> **MATERIAL PROVIDED**:
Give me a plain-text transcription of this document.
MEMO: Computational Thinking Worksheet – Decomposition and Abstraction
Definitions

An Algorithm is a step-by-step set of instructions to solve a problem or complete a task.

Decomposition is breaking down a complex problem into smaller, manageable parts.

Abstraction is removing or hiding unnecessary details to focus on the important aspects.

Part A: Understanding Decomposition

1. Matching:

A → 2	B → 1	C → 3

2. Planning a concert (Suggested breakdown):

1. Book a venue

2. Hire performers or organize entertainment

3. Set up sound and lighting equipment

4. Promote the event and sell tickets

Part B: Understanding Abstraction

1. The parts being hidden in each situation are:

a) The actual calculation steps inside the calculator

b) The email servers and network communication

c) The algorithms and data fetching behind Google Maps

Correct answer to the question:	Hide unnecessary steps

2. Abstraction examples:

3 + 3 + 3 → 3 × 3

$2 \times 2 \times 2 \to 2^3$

--

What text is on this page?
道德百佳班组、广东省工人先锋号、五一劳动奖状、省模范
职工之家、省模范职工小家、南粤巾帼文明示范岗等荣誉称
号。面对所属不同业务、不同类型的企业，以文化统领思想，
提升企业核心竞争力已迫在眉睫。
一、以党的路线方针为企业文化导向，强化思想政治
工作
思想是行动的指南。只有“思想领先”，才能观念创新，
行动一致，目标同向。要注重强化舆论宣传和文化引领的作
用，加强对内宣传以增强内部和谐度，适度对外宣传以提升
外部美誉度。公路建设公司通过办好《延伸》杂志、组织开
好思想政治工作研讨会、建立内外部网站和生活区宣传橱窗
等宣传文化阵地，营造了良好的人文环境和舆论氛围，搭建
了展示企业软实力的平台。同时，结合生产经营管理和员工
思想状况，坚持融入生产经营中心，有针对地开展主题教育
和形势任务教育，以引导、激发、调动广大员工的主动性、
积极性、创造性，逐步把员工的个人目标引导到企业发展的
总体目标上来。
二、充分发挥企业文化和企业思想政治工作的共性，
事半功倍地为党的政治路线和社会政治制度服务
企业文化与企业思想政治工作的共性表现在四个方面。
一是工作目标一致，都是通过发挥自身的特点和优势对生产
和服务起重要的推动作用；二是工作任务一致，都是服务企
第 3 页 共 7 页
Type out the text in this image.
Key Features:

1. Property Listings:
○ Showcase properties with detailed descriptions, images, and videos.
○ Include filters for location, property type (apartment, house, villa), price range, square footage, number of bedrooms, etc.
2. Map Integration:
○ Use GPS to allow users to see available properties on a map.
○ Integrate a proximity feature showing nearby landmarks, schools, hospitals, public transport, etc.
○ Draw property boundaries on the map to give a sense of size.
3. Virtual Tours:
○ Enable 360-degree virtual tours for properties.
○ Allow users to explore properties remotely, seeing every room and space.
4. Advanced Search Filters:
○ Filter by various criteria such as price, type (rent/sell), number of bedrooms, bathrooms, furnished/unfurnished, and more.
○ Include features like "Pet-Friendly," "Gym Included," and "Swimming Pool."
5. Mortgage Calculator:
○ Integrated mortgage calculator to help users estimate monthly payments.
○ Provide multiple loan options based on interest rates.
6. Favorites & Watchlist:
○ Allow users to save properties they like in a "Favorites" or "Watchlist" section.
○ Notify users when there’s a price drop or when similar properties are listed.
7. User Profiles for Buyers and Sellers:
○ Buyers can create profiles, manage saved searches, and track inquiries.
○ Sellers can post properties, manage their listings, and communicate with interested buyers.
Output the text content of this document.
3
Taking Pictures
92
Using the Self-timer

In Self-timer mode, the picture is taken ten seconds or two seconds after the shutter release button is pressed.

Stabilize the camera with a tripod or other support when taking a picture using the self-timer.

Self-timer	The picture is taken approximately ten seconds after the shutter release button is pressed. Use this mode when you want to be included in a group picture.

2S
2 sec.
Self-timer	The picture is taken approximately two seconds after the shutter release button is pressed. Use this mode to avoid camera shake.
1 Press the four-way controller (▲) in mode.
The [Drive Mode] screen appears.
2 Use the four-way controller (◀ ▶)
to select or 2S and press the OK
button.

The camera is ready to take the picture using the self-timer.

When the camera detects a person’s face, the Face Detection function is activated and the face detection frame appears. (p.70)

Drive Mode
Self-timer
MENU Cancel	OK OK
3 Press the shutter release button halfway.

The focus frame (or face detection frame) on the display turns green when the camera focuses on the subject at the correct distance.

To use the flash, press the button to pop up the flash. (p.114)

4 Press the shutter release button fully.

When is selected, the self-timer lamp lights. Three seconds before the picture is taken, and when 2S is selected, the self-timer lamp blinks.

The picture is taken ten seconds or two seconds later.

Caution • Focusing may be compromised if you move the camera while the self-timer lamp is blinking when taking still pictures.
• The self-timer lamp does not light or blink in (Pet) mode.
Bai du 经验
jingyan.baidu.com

...

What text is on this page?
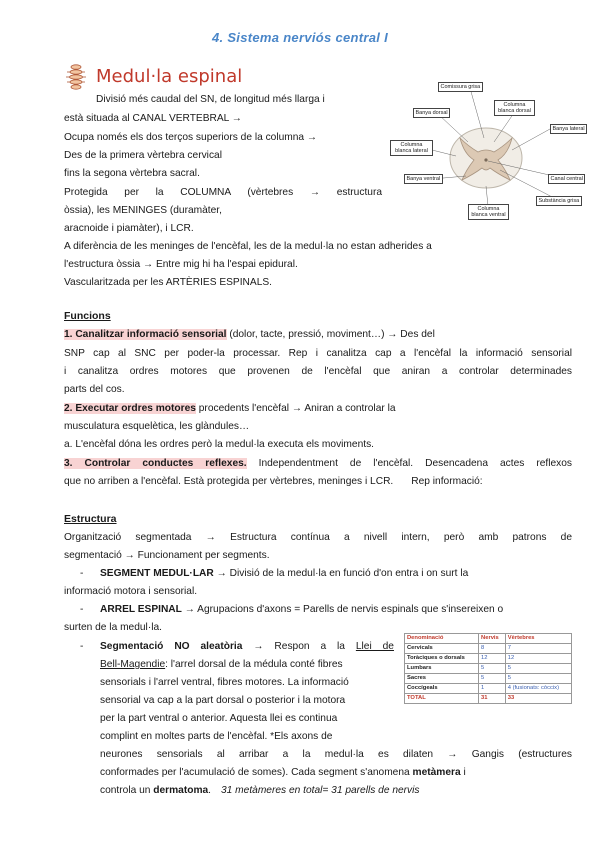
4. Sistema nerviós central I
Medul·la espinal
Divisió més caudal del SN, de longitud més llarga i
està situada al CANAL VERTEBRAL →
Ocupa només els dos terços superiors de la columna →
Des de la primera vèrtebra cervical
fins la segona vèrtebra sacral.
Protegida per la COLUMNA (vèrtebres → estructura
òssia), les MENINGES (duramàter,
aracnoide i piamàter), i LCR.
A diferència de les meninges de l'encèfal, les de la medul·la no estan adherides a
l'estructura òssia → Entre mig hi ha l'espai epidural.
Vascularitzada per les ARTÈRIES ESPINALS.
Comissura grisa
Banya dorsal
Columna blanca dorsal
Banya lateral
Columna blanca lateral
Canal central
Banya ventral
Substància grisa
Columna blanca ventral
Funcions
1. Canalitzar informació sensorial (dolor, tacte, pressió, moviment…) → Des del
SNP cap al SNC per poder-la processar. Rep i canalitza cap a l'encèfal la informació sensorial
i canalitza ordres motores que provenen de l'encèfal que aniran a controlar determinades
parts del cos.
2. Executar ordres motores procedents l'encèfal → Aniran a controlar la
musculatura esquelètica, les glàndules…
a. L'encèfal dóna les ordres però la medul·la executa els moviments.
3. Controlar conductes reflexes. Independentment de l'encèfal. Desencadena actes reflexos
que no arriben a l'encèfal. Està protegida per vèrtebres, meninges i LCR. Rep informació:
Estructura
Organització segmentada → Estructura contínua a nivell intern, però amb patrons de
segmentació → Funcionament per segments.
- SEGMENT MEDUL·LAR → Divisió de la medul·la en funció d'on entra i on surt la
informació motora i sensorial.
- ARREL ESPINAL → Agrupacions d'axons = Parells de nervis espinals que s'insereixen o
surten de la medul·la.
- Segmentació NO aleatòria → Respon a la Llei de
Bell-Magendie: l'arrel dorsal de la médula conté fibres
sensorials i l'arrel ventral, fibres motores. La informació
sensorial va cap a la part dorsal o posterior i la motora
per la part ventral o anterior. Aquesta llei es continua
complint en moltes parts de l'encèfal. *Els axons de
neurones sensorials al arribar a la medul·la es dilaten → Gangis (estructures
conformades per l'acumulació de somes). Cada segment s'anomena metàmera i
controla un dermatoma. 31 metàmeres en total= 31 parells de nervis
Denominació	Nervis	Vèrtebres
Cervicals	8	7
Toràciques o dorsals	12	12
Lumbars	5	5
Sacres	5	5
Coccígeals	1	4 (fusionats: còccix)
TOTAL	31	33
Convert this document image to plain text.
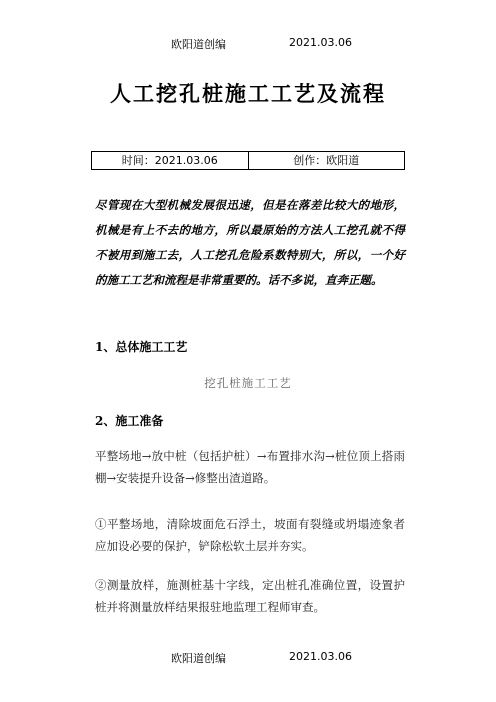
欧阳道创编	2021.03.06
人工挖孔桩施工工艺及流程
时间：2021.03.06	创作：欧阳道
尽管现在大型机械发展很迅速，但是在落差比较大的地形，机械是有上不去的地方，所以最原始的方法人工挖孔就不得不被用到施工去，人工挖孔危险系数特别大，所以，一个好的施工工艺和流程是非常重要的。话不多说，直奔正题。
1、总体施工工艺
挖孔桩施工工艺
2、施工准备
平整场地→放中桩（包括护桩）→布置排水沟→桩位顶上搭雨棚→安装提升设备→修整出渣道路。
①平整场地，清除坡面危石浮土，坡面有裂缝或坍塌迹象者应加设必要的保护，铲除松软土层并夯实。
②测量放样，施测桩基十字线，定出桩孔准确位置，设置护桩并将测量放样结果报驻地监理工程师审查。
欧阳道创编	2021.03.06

> **WHAT IS EXPECTED**:
Check every line of the data above for the string "plain", and copy those that have it.

> **SOLUTION TO THIS TASK**:
Give me a plain-text transcription of this document.
Convert this document image to plain text.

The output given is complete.